Written request: Will you quote all of the entries, word for word?
---
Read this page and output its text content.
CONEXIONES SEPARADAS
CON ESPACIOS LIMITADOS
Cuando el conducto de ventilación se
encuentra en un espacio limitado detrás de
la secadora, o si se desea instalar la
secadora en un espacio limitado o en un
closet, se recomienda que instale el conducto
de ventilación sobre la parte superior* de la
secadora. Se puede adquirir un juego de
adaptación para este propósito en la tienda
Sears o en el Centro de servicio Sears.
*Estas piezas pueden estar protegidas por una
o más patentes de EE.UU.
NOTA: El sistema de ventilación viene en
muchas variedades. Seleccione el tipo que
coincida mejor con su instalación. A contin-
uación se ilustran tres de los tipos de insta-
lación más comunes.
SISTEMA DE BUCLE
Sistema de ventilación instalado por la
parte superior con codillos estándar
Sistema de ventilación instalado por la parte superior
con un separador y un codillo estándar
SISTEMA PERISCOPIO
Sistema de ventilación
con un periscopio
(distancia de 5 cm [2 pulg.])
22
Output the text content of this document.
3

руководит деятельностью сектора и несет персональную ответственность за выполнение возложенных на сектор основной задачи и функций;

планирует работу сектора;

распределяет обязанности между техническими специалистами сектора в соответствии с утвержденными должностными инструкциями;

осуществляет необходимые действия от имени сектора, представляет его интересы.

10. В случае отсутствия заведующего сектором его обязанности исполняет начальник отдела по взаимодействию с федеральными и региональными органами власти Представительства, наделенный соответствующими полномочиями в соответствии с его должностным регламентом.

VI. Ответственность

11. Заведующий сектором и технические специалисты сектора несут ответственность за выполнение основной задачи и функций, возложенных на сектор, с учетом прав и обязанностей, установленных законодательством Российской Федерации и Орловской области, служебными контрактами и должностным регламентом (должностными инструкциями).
---
Correct output:
Read this page and output its text content.
CONEXIONES SEPARADAS
CON ESPACIOS LIMITADOS
Cuando el conducto de ventilación se
encuentra en un espacio limitado detrás de
la secadora, o si se desea instalar la
secadora en un espacio limitado o en un
closet, se recomienda que instale el conducto
de ventilación sobre la parte superior* de la
secadora. Se puede adquirir un juego de
adaptación para este propósito en la tienda
Sears o en el Centro de servicio Sears.
*Estas piezas pueden estar protegidas por una
o más patentes de EE.UU.
NOTA: El sistema de ventilación viene en
muchas variedades. Seleccione el tipo que
coincida mejor con su instalación. A contin-
uación se ilustran tres de los tipos de insta-
lación más comunes.
SISTEMA DE BUCLE
Sistema de ventilación instalado por la
parte superior con codillos estándar
Sistema de ventilación instalado por la parte superior
con un separador y un codillo estándar
SISTEMA PERISCOPIO
Sistema de ventilación
con un periscopio
(distancia de 5 cm [2 pulg.])
22
Output the text content of this document.
3

руководит деятельностью сектора и несет персональную ответственность за выполнение возложенных на сектор основной задачи и функций;

планирует работу сектора;

распределяет обязанности между техническими специалистами сектора в соответствии с утвержденными должностными инструкциями;

осуществляет необходимые действия от имени сектора, представляет его интересы.

10. В случае отсутствия заведующего сектором его обязанности исполняет начальник отдела по взаимодействию с федеральными и региональными органами власти Представительства, наделенный соответствующими полномочиями в соответствии с его должностным регламентом.

VI. Ответственность

11. Заведующий сектором и технические специалисты сектора несут ответственность за выполнение основной задачи и функций, возложенных на сектор, с учетом прав и обязанностей, установленных законодательством Российской Федерации и Орловской области, служебными контрактами и должностным регламентом (должностными инструкциями).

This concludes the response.